## Ação pedida 1
Com base no texto sobre a província do Zaire, responda:
(a) Quantas gavetas tem a casa mortuária?
(b) Que percentagem da população recorre aos serviços da medicina tradicional?
(c) Em que tipo de instalação funciona o PUNIV?
## Ação pedida 2
Reescreva em forma de lista o parágrafo do texto sobre a província do Zaire que começa por "Quanto ao universitário", mantendo os factos principais.
## Ação pedida 3
Prossiga o texto sobre a província do Zaire a partir da última frase apresentada.

O Tribunal provincial do Zaire, em Mbanza Kongo, não tem uma única sala para realizar audiências e as instalações onde ele funciona são uma vergonha para os fazedores e operadores de justiça, os próprios presos engavetados e uma humilhação para aquilo a que se dá, indevidamente, o nome de palácio da justiça.
Por outro lado, em 35 anos de patinagem legislativa e executiva, o governo não construiu um único hospital, e a esse respeito, vive ancorado ao herdado do tempo colonial, que não dá, já desde o século passado, para as encomendas. A evolução verificada, cingiu-se a um vergonhoso e mini-bloco pré-fabricado, que tem engafinhado a maternidade, a pediatria, clínica geral e um bloco operatório deficiente.
Assim sendo, no Zaire, cerca de 60% da população recorre aos serviços da medicina tradicional, pois a pública encontra-se numa situação do culpado por ter cão e culpado por não ter, isto é, quando não faltam médicos e enfermeiros os medicamentos escasseiam.
A casa mortuária, com apenas quatro gavertas, que é uma miragem que só seitas de baixa estirpe poderiam imaginar. As escolas do Zaire, província rica em petróleo, fazem lembrar os nossos antepassados, muitas delas ainda têm latas e pedras para os alunos se sentarem e poderem escrever.
O ensino médio e universitário, também enferma a discriminação. Existe o INE (Instituto Nacional de Educação), que funciona numa ex-escolça primaria que cai aos pedaços e é emprestada; o PUNIV, que não tem estrutura própria e funciona num antigo armazém, dividido em quatro salas; e o Instituto Médio de Administração Gestão e Marketing, único que funciona em estrutura própria.
Quanto ao universitário, resume-se a um núcleo da Escola Superior Polítécnica 11 de Novembro de Cabinda, que funciona junto ao Hospital Provincial, numa instalação pré-fabricada, com oito salas, administrando os cursos de Matemática, Psicologia, Física e Gestão. Caricatamente, não tem curso ligado aos petróleos, tão pouco a agricultura, riquezas da região.
Mas a discriminação atinge também a docência, como o exemplo do professor duma cadeira nuclear, que, para ser aceite e poder leccionar no universo universitário de Mbanza Kongo, tivesse que se desenrascar para tratar da aquisição do cartão de militante do MPLA.

## Dados fornecidos

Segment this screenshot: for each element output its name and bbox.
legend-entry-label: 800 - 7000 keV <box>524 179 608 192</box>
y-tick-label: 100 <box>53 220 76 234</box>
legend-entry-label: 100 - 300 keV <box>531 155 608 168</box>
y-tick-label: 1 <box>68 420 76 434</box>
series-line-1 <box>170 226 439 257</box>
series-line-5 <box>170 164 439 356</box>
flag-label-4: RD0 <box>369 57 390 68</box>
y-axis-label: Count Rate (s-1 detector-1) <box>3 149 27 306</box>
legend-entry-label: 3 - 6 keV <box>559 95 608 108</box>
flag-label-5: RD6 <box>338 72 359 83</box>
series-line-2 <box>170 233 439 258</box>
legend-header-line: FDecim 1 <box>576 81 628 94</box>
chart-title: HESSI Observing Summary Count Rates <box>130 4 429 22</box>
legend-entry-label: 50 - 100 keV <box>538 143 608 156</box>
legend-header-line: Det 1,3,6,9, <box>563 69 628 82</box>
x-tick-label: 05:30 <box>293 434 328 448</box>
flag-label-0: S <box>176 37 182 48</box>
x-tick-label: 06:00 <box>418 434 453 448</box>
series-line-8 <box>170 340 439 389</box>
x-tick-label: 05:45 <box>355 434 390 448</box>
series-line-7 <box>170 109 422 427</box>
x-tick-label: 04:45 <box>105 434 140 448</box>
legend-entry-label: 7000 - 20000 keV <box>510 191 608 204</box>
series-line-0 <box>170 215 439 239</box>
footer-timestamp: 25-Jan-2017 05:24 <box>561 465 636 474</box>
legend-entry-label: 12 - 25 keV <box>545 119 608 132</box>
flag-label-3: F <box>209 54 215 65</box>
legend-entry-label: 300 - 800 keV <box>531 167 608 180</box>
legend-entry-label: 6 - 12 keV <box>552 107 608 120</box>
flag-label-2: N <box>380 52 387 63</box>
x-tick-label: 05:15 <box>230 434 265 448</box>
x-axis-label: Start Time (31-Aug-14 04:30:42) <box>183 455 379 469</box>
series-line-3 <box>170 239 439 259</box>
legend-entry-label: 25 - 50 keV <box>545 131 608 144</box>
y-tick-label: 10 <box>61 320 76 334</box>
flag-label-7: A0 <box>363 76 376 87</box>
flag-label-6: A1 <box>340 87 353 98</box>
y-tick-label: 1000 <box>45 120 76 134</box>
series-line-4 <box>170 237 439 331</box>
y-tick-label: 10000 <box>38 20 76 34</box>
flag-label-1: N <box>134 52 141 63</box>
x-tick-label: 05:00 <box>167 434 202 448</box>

## Resultado do exercício 1
(a) Quatro gavetas.
(b) Cerca de 60%.
(c) Num antigo armazém, dividido em quatro salas.

## Resultado do exercício 2
- O ensino universitário resume-se a um núcleo da Escola Superior Polítécnica 11 de Novembro de Cabinda.
- O núcleo funciona junto ao Hospital Provincial, numa instalação pré-fabricada com oito salas.
- Os cursos oferecidos são Matemática, Psicologia, Física e Gestão.
- Não existe curso ligado aos petróleos nem à agricultura, que são as riquezas da região.

## Resultado do exercício 3
O Zaire, em princípio, pelo seu acesso ao mar, devia poder comer peixe todos os dias, a verdade é que ele escasseia, porque as políticas governamentais matam todos os dias esta indústria de subsistência e os empregos dos pescadores, com o mar muitas vezes assolado com o óleo que vasa das sondas das petrolíferas, não se presta a grandes pescas. Isto perante o olhar cândido e sereno das autoridades, que não mexem uma palha quando se verificam graves atentados ao meio ambiente por exclusiva culpa das multinacionais petrolíferas instaladas confortavelmente nos mares do Zaire.
No meio de toda esta mostra de desdém pelos proprietários reais da riqueza petrolífera do Zaire, fica uma pergunta no ar: mas onde raio é que o governo aplica os biliões de dólares que são extraídos do petróleo dessa província?
A resposta, infelizmente é evidente: esse dinheiro beneficia, primeiro Luanda, segundo Luanda, terceiro Luanda, quarto as outras províncias e só as migalhas regressam ao Zaire, que parece uma terra abandonada.
Dizer que a região tem petróleo é até vergonhoso e pode ser uma demonstração, e uma verdadeira denúncia, da má gestão a que o pais está votado com dirigentes sentados nas poltronas de Luanda, apenas interessados no dinheiro das regiões e borrifando-se para o sofrimento das populações.
O Zaire é tratado, tal qual como muitas outras províncias, como região colonizada, pois esta forma desprezível demonstra um profundo desinteresse pelo bem-estar das suas populações, logo, a melhor opção ainda seria o governo de Luanda deixar a gestão para outras inteligências e concentrar-se exclusivamente em Luanda. Há ainda tanta torre por construir.